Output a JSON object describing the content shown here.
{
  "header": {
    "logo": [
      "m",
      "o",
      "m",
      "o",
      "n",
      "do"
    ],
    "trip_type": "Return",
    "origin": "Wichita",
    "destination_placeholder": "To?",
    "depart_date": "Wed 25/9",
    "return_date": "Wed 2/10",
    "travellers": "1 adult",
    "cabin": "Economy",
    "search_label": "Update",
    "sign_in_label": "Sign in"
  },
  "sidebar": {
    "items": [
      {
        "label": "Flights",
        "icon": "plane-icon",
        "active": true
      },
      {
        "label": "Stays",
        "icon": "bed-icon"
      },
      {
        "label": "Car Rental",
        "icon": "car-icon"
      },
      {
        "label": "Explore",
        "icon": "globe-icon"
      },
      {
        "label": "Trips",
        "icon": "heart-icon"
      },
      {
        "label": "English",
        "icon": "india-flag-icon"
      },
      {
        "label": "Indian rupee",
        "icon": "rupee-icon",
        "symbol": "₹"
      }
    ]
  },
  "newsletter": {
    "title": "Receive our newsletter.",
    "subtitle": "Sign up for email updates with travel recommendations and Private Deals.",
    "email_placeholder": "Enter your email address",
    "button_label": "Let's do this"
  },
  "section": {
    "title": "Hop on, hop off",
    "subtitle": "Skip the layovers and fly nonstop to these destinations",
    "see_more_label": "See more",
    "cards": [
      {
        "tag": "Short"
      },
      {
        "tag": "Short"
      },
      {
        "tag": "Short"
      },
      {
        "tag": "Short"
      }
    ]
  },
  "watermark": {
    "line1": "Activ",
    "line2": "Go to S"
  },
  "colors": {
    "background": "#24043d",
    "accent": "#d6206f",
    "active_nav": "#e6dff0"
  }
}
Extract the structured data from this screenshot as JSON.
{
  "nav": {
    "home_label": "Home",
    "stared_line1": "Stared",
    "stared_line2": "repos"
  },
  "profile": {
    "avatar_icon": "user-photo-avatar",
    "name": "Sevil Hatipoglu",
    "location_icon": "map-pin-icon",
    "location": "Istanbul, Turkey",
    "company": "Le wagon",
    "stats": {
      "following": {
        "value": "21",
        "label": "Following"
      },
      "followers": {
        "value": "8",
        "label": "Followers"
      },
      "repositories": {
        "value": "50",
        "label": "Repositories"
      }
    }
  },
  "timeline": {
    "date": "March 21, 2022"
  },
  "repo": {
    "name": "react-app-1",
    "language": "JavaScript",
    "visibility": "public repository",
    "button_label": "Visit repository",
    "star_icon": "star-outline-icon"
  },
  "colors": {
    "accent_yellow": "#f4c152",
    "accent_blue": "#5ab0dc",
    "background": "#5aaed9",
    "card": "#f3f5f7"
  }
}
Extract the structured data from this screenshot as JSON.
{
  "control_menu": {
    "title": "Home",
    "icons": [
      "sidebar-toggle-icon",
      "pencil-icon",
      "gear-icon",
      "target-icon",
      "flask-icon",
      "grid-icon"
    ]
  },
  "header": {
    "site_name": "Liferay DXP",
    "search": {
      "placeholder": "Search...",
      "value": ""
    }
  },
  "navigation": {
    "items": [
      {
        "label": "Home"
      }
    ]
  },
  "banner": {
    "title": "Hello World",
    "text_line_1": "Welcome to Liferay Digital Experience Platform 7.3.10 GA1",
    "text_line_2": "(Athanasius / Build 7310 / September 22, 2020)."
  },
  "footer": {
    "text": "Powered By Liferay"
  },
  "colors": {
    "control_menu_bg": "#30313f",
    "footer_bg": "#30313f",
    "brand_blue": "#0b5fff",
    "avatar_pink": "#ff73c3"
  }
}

Work instructions |
Copy out the data shown above without altering anything.

Output for this exercise |
Output a JSON object describing the content shown here.
{
  "header": {
    "logo": [
      "m",
      "o",
      "m",
      "o",
      "n",
      "do"
    ],
    "trip_type": "Return",
    "origin": "Wichita",
    "destination_placeholder": "To?",
    "depart_date": "Wed 25/9",
    "return_date": "Wed 2/10",
    "travellers": "1 adult",
    "cabin": "Economy",
    "search_label": "Update",
    "sign_in_label": "Sign in"
  },
  "sidebar": {
    "items": [
      {
        "label": "Flights",
        "icon": "plane-icon",
        "active": true
      },
      {
        "label": "Stays",
        "icon": "bed-icon"
      },
      {
        "label": "Car Rental",
        "icon": "car-icon"
      },
      {
        "label": "Explore",
        "icon": "globe-icon"
      },
      {
        "label": "Trips",
        "icon": "heart-icon"
      },
      {
        "label": "English",
        "icon": "india-flag-icon"
      },
      {
        "label": "Indian rupee",
        "icon": "rupee-icon",
        "symbol": "₹"
      }
    ]
  },
  "newsletter": {
    "title": "Receive our newsletter.",
    "subtitle": "Sign up for email updates with travel recommendations and Private Deals.",
    "email_placeholder": "Enter your email address",
    "button_label": "Let's do this"
  },
  "section": {
    "title": "Hop on, hop off",
    "subtitle": "Skip the layovers and fly nonstop to these destinations",
    "see_more_label": "See more",
    "cards": [
      {
        "tag": "Short"
      },
      {
        "tag": "Short"
      },
      {
        "tag": "Short"
      },
      {
        "tag": "Short"
      }
    ]
  },
  "watermark": {
    "line1": "Activ",
    "line2": "Go to S"
  },
  "colors": {
    "background": "#24043d",
    "accent": "#d6206f",
    "active_nav": "#e6dff0"
  }
}
Extract the structured data from this screenshot as JSON.
{
  "nav": {
    "home_label": "Home",
    "stared_line1": "Stared",
    "stared_line2": "repos"
  },
  "profile": {
    "avatar_icon": "user-photo-avatar",
    "name": "Sevil Hatipoglu",
    "location_icon": "map-pin-icon",
    "location": "Istanbul, Turkey",
    "company": "Le wagon",
    "stats": {
      "following": {
        "value": "21",
        "label": "Following"
      },
      "followers": {
        "value": "8",
        "label": "Followers"
      },
      "repositories": {
        "value": "50",
        "label": "Repositories"
      }
    }
  },
  "timeline": {
    "date": "March 21, 2022"
  },
  "repo": {
    "name": "react-app-1",
    "language": "JavaScript",
    "visibility": "public repository",
    "button_label": "Visit repository",
    "star_icon": "star-outline-icon"
  },
  "colors": {
    "accent_yellow": "#f4c152",
    "accent_blue": "#5ab0dc",
    "background": "#5aaed9",
    "card": "#f3f5f7"
  }
}
Extract the structured data from this screenshot as JSON.
{
  "control_menu": {
    "title": "Home",
    "icons": [
      "sidebar-toggle-icon",
      "pencil-icon",
      "gear-icon",
      "target-icon",
      "flask-icon",
      "grid-icon"
    ]
  },
  "header": {
    "site_name": "Liferay DXP",
    "search": {
      "placeholder": "Search...",
      "value": ""
    }
  },
  "navigation": {
    "items": [
      {
        "label": "Home"
      }
    ]
  },
  "banner": {
    "title": "Hello World",
    "text_line_1": "Welcome to Liferay Digital Experience Platform 7.3.10 GA1",
    "text_line_2": "(Athanasius / Build 7310 / September 22, 2020)."
  },
  "footer": {
    "text": "Powered By Liferay"
  },
  "colors": {
    "control_menu_bg": "#30313f",
    "footer_bg": "#30313f",
    "brand_blue": "#0b5fff",
    "avatar_pink": "#ff73c3"
  }
}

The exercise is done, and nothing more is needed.